### Task statement
In the entries, find all lines that hold the word "nplan" and copy them.

### Data listing
* * * * * * * * *

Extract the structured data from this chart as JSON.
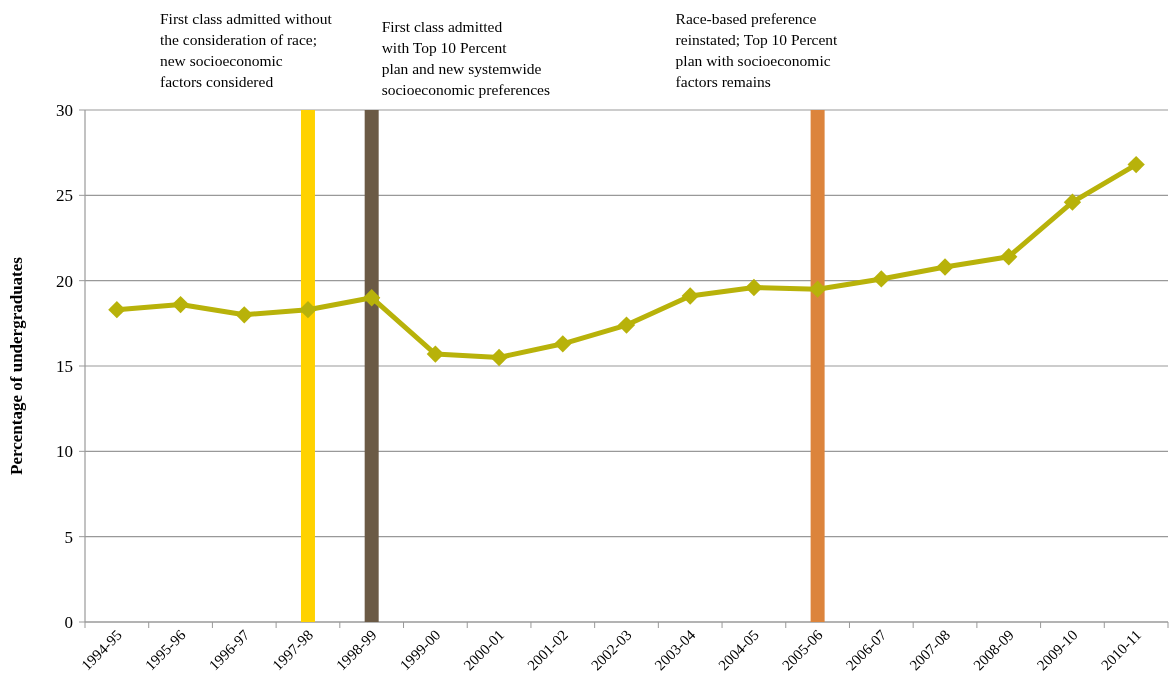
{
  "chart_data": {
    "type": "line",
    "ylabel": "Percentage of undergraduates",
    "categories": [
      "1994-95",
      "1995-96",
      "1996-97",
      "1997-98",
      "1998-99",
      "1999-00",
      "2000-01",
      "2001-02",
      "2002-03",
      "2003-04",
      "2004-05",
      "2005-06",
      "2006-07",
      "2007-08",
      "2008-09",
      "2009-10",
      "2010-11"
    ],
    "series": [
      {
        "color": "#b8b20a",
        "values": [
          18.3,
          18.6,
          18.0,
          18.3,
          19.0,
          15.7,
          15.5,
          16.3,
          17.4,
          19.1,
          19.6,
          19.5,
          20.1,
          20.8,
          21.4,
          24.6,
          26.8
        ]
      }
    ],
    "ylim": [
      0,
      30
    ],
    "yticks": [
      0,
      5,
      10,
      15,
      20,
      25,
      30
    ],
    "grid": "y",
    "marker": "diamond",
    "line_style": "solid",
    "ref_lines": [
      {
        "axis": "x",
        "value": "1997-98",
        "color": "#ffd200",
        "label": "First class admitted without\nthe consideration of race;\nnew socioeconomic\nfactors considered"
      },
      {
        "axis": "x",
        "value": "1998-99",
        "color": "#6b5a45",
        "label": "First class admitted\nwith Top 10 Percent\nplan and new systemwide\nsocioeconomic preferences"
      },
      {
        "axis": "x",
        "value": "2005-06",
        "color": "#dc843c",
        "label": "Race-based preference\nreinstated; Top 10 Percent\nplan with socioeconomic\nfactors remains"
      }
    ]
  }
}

* * * * * * * * *

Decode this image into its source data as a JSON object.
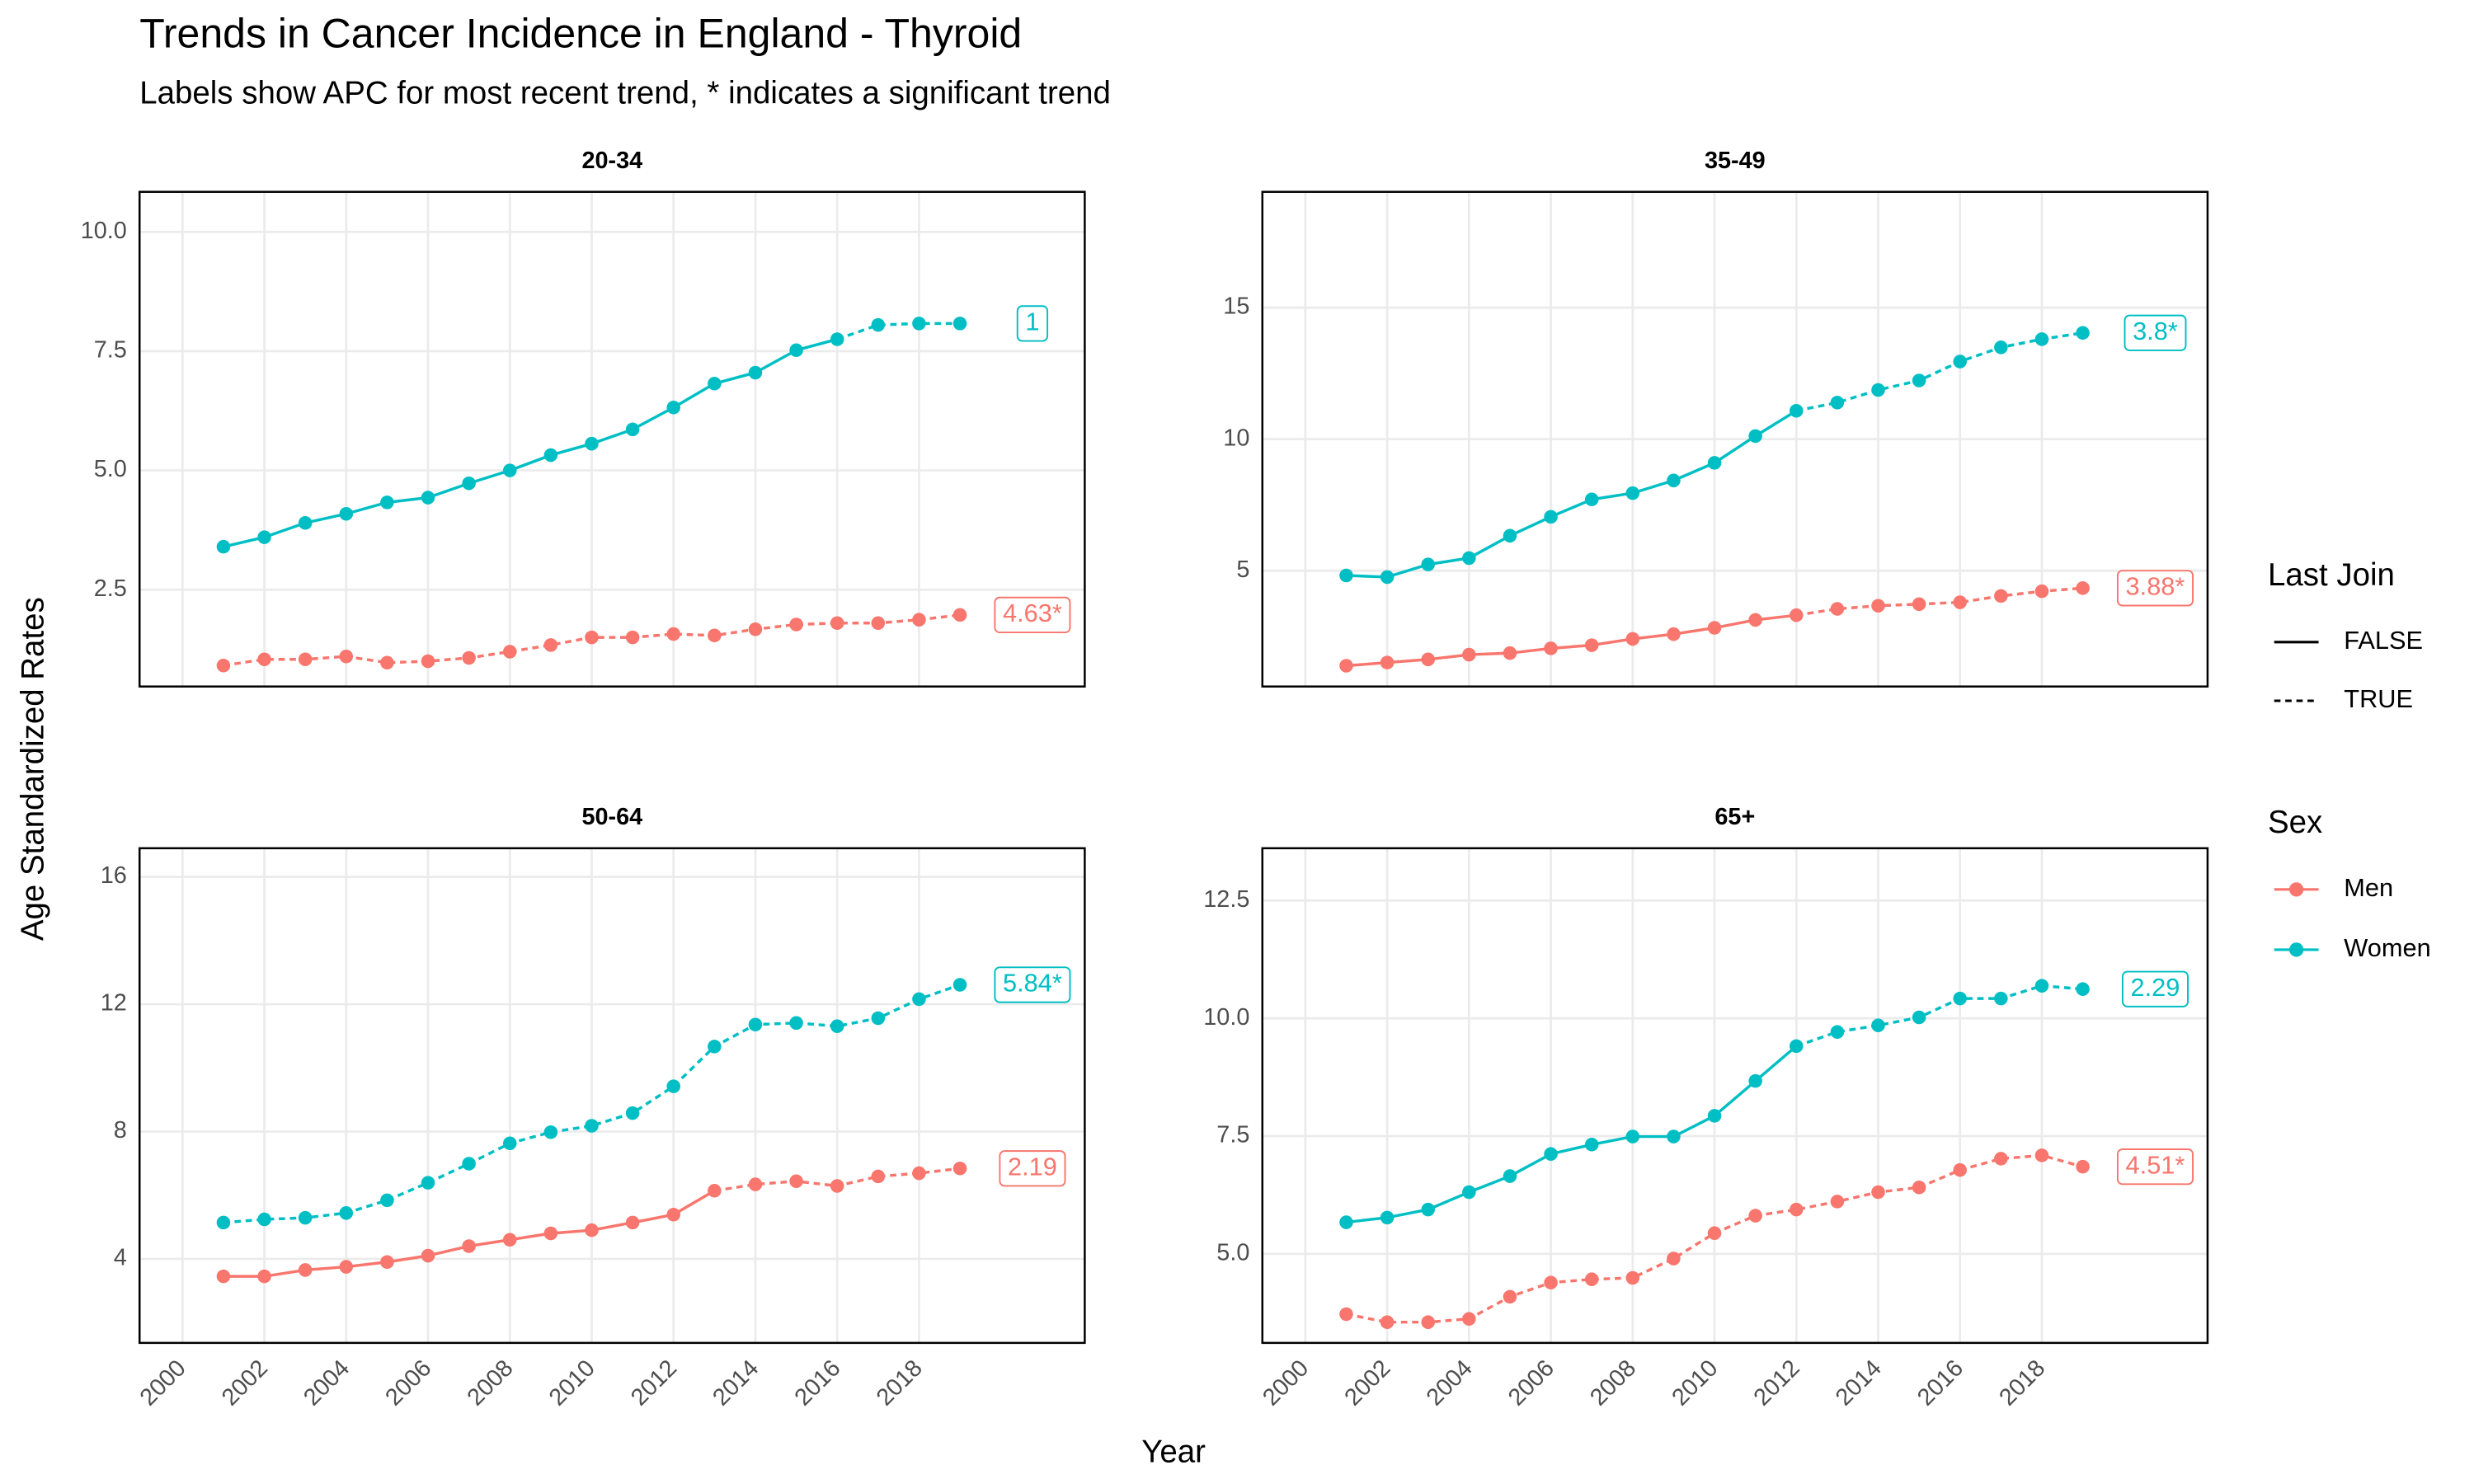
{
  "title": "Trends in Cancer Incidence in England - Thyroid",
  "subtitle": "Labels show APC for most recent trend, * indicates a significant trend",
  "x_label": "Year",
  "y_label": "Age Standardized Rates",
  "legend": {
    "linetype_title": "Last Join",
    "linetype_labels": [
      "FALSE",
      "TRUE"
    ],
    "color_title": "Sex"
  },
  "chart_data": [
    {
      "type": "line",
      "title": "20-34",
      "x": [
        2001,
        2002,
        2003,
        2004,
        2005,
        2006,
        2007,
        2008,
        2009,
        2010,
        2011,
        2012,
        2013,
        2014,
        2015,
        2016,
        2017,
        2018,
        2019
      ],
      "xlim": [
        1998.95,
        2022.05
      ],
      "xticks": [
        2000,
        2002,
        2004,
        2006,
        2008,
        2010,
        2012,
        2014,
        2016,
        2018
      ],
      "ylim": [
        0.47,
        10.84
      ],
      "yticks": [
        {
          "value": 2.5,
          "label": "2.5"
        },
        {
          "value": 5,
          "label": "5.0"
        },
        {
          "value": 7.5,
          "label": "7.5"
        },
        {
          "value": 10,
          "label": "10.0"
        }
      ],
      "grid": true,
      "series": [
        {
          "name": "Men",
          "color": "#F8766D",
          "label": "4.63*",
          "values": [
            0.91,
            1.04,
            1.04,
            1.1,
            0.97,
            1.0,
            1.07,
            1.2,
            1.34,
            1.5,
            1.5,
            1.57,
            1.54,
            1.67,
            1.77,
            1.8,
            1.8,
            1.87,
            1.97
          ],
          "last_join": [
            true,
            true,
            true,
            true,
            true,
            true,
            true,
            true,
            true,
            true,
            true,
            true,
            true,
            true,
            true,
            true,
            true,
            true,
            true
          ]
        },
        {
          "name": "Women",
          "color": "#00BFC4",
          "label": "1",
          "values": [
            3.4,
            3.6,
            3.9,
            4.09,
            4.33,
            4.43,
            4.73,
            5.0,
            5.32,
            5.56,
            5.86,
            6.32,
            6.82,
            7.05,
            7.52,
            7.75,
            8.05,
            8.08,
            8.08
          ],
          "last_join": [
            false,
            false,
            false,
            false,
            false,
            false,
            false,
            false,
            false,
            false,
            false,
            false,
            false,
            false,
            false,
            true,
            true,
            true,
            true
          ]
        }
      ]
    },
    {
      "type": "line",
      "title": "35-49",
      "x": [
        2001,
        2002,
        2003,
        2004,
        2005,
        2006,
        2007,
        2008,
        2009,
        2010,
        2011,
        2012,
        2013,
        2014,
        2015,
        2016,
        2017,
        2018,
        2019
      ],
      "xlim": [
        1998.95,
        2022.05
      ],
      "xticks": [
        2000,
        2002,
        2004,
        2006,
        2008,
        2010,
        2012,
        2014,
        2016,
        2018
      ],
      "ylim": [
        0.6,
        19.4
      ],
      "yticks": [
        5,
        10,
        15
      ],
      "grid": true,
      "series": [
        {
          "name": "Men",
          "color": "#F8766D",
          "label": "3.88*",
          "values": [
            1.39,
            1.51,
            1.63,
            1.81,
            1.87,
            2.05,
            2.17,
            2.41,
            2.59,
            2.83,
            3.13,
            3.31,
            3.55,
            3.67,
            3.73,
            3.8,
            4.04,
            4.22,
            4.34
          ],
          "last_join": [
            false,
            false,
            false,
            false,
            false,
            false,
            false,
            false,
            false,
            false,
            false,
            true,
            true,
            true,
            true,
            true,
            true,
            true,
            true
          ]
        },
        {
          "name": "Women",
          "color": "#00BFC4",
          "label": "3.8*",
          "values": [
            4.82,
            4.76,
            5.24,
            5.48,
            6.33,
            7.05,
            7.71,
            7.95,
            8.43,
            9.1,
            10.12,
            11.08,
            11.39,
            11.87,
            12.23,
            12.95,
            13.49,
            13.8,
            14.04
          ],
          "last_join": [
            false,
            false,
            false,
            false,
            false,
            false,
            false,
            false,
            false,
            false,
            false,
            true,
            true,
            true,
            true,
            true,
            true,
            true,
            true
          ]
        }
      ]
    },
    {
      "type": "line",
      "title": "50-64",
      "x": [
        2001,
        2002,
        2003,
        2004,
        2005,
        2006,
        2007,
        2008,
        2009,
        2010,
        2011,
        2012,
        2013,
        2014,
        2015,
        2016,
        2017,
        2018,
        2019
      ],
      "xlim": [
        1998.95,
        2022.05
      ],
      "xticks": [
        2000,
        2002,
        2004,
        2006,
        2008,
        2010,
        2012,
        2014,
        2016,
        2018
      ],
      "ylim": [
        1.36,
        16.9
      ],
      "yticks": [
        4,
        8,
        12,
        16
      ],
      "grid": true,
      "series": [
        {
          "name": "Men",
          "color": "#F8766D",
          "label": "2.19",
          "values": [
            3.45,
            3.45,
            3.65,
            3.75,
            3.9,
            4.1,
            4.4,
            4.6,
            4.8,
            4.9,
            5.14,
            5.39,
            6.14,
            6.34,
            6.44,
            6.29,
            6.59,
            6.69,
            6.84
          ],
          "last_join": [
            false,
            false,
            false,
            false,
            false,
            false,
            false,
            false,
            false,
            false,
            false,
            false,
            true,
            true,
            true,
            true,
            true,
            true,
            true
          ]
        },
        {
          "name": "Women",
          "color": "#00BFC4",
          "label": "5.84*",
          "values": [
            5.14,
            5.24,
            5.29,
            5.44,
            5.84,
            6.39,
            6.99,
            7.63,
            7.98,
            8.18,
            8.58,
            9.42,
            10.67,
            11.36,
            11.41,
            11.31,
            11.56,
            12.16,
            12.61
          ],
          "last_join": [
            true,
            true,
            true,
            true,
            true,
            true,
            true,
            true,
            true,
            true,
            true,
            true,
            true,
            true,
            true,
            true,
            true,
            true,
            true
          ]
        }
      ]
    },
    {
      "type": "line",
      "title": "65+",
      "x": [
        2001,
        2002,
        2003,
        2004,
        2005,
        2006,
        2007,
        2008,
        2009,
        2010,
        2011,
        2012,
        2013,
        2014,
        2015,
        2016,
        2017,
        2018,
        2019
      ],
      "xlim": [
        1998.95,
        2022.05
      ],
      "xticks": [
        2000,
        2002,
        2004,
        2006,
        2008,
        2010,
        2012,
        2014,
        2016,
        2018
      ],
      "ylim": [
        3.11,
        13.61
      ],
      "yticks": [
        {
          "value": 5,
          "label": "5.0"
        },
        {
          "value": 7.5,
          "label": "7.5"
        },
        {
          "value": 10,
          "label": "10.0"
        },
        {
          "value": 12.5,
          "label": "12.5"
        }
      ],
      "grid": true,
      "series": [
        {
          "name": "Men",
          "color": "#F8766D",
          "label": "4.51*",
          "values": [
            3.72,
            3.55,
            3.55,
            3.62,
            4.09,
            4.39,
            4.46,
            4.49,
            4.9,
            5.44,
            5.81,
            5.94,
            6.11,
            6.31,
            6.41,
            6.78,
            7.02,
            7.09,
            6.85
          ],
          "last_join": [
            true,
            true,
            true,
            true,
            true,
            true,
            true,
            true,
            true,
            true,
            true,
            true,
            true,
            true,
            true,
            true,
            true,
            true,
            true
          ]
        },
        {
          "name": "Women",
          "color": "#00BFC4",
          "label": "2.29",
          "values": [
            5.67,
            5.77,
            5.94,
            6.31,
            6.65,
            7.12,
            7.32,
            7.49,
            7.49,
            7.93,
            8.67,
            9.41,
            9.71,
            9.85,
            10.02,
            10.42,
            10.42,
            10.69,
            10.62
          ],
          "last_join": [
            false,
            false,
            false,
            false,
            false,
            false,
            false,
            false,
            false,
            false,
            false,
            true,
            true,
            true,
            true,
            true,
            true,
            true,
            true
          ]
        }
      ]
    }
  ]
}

* * * * * * * * *

### Exercise solution
        "label": "First class admitted\nwith Top 10 Percent\nplan and new systemwide\nsocioeconomic preferences"
        "label": "Race-based preference\nreinstated; Top 10 Percent\nplan with socioeconomic\nfactors remains"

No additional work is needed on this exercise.